## 해야 할 일
"top-bar: Administration Contacts" 문구가 있는 줄에서 시작해 "202, 117, 220]" 문구가 있는 줄까지, 빈 줄은 빼고 항목을 번호 목록으로 옮겨 주세요.

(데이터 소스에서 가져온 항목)

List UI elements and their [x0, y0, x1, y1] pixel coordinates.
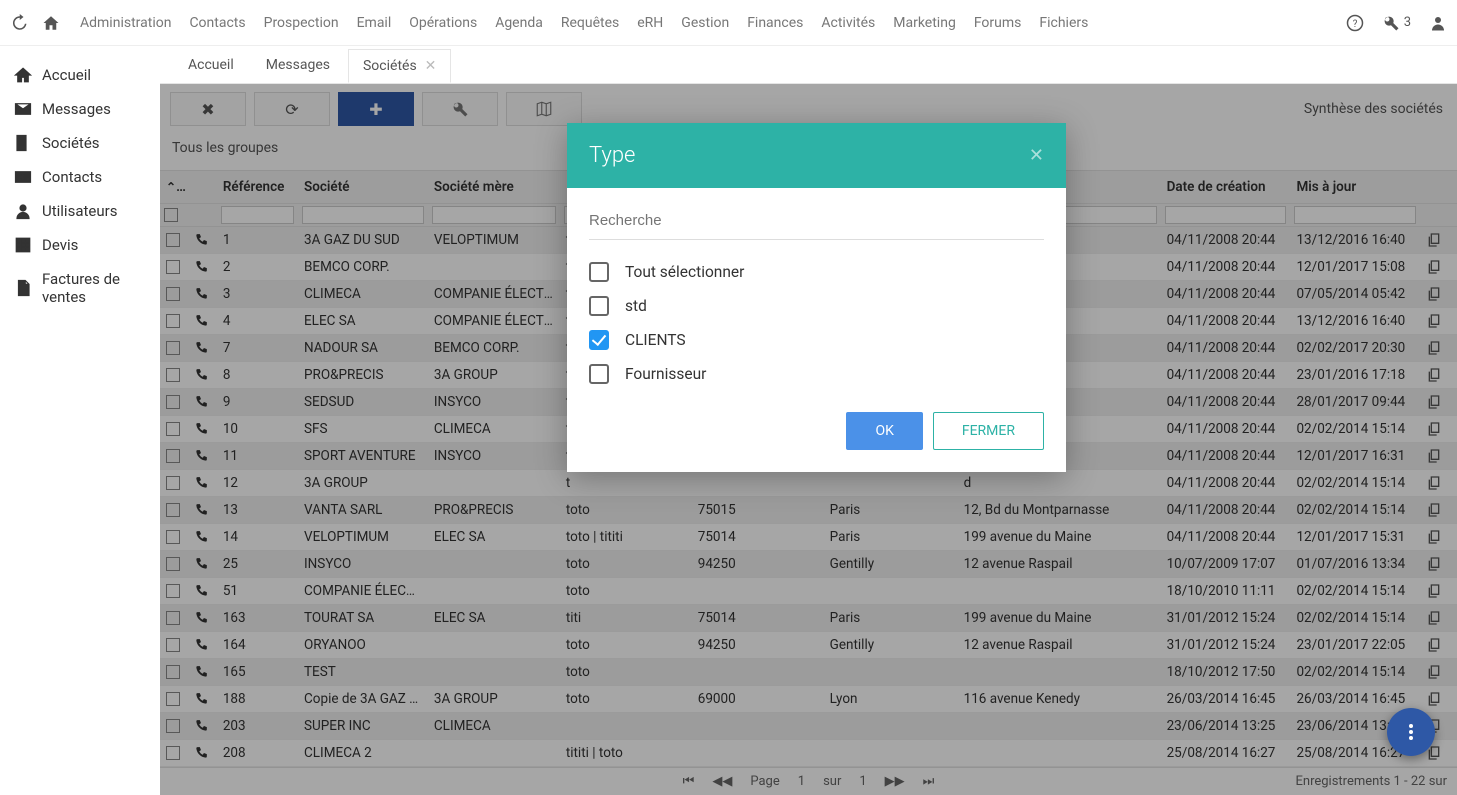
top-bar: Administration Contacts Prospection Email Op…	[0, 0, 1457, 46]
modal-search-input[interactable]	[589, 206, 1044, 240]
nav-prospection[interactable]: Prospection	[264, 15, 339, 31]
nav-gestion[interactable]: Gestion	[681, 15, 729, 31]
sidebar-item-label: Accueil	[42, 66, 91, 84]
checkbox-icon[interactable]	[589, 262, 609, 282]
user-icon[interactable]	[1429, 14, 1447, 32]
tab-label: Accueil	[188, 57, 234, 73]
modal-option-label: Tout sélectionner	[625, 263, 744, 281]
id-card-icon	[14, 168, 32, 186]
sidebar-item-accueil[interactable]: Accueil	[8, 58, 152, 92]
nav-finances[interactable]: Finances	[747, 15, 803, 31]
modal-header: Type ✕	[567, 123, 1066, 188]
sidebar: Accueil Messages Sociétés Contacts Utilisate…	[0, 46, 160, 778]
sidebar-item-sociétés[interactable]: Sociétés	[8, 126, 152, 160]
fab-button[interactable]	[1387, 708, 1435, 756]
modal-option[interactable]: CLIENTS	[589, 330, 1044, 350]
sidebar-item-label: Messages	[42, 100, 111, 118]
tab-sociétés[interactable]: Sociétés ✕	[348, 49, 451, 83]
modal-close-button[interactable]: FERMER	[933, 412, 1044, 450]
tab-label: Messages	[266, 57, 330, 73]
modal-ok-button[interactable]: OK	[846, 412, 922, 450]
wrench-icon[interactable]	[1382, 14, 1400, 32]
modal-close-icon[interactable]: ✕	[1029, 145, 1044, 166]
modal-option-label: std	[625, 297, 647, 315]
nav-erh[interactable]: eRH	[637, 15, 663, 31]
tabs: Accueil Messages Sociétés ✕	[160, 46, 1457, 84]
sidebar-item-devis[interactable]: Devis	[8, 228, 152, 262]
home-icon[interactable]	[42, 14, 60, 32]
sidebar-item-label: Utilisateurs	[42, 202, 117, 220]
sidebar-item-utilisateurs[interactable]: Utilisateurs	[8, 194, 152, 228]
nav-opérations[interactable]: Opérations	[409, 15, 477, 31]
nav-agenda[interactable]: Agenda	[495, 15, 543, 31]
sidebar-item-label: Contacts	[42, 168, 102, 186]
user-icon	[14, 202, 32, 220]
svg-text:?: ?	[1352, 18, 1357, 29]
notification-count: 3	[1404, 15, 1411, 30]
building-icon	[14, 134, 32, 152]
mail-icon	[14, 100, 32, 118]
nav-email[interactable]: Email	[357, 15, 392, 31]
modal-option[interactable]: Tout sélectionner	[589, 262, 1044, 282]
sidebar-item-label: Devis	[42, 236, 78, 254]
checkbox-icon[interactable]	[589, 364, 609, 384]
modal-option-label: Fournisseur	[625, 365, 706, 383]
modal-option-label: CLIENTS	[625, 331, 686, 349]
help-icon[interactable]: ?	[1346, 14, 1364, 32]
nav-requêtes[interactable]: Requêtes	[561, 15, 619, 31]
modal-title: Type	[589, 143, 635, 168]
checkbox-icon[interactable]	[589, 296, 609, 316]
tab-messages[interactable]: Messages	[252, 49, 344, 81]
modal-option[interactable]: Fournisseur	[589, 364, 1044, 384]
tab-label: Sociétés	[363, 58, 417, 74]
nav-fichiers[interactable]: Fichiers	[1039, 15, 1088, 31]
nav-marketing[interactable]: Marketing	[893, 15, 956, 31]
nav-administration[interactable]: Administration	[80, 15, 171, 31]
nav-contacts[interactable]: Contacts	[189, 15, 245, 31]
nav-activités[interactable]: Activités	[821, 15, 875, 31]
sidebar-item-factures-de-ventes[interactable]: Factures de ventes	[8, 262, 152, 314]
tab-accueil[interactable]: Accueil	[174, 49, 248, 81]
history-icon[interactable]	[10, 14, 28, 32]
sidebar-item-label: Factures de ventes	[42, 270, 146, 306]
tab-close-icon[interactable]: ✕	[425, 58, 437, 74]
nav-forums[interactable]: Forums	[974, 15, 1022, 31]
top-nav: Administration Contacts Prospection Email Op…	[80, 15, 1088, 31]
sidebar-item-label: Sociétés	[42, 134, 100, 152]
sidebar-item-contacts[interactable]: Contacts	[8, 160, 152, 194]
grid-icon	[14, 236, 32, 254]
modal-option[interactable]: std	[589, 296, 1044, 316]
home-icon	[14, 66, 32, 84]
checkbox-icon[interactable]	[589, 330, 609, 350]
file-icon	[14, 279, 32, 297]
sidebar-item-messages[interactable]: Messages	[8, 92, 152, 126]
type-modal: Type ✕ Tout sélectionner std CLIENTS Fourni…	[567, 123, 1066, 472]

## 아래 결과
1. top-bar: Administration Contacts Prospection Email Op…	[0, 0, 1457, 46]
2. modal-search-input[interactable]	[589, 206, 1044, 240]
3. nav-prospection[interactable]: Prospection	[264, 15, 339, 31]
4. nav-gestion[interactable]: Gestion	[681, 15, 729, 31]
5. sidebar-item-label: Accueil	[42, 66, 91, 84]
6. checkbox-icon[interactable]	[589, 262, 609, 282]
7. user-icon[interactable]	[1429, 14, 1447, 32]
8. tab-label: Accueil	[188, 57, 234, 73]
9. modal-option-label: Tout sélectionner	[625, 263, 744, 281]
10. id-card-icon	[14, 168, 32, 186]
11. sidebar-item-accueil[interactable]: Accueil	[8, 58, 152, 92]
12. nav-finances[interactable]: Finances	[747, 15, 803, 31]
13. modal-header: Type ✕	[567, 123, 1066, 188]
14. sidebar: Accueil Messages Sociétés Contacts Utilisate…	[0, 46, 160, 778]
15. sidebar-item-sociétés[interactable]: Sociétés	[8, 126, 152, 160]
16. fab-button[interactable]	[1387, 708, 1435, 756]
17. modal-option[interactable]: CLIENTS	[589, 330, 1044, 350]
18. sidebar-item-label: Messages	[42, 100, 111, 118]
19. tab-sociétés[interactable]: Sociétés ✕	[348, 49, 451, 83]
20. modal-close-button[interactable]: FERMER	[933, 412, 1044, 450]
21. tab-label: Messages	[266, 57, 330, 73]
22. modal-ok-button[interactable]: OK	[846, 412, 922, 450]
23. wrench-icon[interactable]	[1382, 14, 1400, 32]
24. modal-close-icon[interactable]: ✕	[1029, 145, 1044, 166]
25. modal-option-label: std	[625, 297, 647, 315]
26. nav-erh[interactable]: eRH	[637, 15, 663, 31]
27. tabs: Accueil Messages Sociétés ✕	[160, 46, 1457, 84]
28. sidebar-item-devis[interactable]: Devis	[8, 228, 152, 262]
29. home-icon[interactable]	[42, 14, 60, 32]
30. sidebar-item-label: Utilisateurs	[42, 202, 117, 220]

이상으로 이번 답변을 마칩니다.